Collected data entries

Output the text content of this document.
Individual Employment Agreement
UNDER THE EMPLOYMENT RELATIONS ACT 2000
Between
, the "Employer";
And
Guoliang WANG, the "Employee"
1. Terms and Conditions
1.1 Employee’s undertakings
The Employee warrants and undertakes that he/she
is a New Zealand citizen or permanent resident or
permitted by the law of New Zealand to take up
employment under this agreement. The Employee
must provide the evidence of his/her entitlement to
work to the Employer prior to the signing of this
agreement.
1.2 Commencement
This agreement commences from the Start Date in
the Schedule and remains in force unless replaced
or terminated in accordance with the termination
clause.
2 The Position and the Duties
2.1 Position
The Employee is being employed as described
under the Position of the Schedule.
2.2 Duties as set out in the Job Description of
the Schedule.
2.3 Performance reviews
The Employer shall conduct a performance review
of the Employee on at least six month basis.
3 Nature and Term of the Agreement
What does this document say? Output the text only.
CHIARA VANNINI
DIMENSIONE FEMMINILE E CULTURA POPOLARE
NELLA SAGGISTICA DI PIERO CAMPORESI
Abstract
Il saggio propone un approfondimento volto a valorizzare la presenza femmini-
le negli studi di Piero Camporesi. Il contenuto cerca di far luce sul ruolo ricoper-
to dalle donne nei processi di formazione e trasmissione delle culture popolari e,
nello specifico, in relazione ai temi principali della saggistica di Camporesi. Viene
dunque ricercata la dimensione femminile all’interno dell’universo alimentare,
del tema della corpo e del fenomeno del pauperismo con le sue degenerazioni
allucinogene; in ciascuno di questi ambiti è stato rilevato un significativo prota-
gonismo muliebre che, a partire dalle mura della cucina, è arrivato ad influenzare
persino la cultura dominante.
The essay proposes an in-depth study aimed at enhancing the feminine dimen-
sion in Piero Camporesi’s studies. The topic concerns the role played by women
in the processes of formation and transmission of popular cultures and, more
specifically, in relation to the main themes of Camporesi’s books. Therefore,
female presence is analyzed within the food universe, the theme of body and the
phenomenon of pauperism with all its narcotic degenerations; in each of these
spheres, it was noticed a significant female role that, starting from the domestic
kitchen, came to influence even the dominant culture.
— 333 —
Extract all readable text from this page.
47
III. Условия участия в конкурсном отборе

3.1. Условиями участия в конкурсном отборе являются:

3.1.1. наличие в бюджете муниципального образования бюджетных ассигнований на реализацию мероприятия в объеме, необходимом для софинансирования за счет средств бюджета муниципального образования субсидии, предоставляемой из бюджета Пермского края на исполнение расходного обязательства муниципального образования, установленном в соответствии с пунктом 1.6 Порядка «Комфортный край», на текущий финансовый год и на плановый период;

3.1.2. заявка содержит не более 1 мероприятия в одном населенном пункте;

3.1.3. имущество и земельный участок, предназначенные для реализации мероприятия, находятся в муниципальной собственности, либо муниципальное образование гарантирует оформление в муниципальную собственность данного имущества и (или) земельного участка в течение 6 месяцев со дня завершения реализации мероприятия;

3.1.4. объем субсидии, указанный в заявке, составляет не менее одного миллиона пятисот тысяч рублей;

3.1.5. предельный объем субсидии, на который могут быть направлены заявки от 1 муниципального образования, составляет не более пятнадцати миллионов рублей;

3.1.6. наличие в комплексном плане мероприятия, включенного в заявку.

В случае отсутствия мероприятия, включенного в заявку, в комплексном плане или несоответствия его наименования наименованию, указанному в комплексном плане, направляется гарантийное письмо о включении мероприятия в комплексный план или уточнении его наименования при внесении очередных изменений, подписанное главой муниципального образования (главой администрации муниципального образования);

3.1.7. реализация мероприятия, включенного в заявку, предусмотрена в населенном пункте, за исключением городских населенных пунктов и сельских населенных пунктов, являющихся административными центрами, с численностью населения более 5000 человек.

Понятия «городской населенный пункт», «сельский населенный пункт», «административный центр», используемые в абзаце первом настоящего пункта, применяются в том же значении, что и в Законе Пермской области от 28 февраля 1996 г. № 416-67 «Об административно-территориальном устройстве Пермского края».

* Instruction *
Above are several records. Count the lines among them that contain "document" and give only the total.

* Task output *
2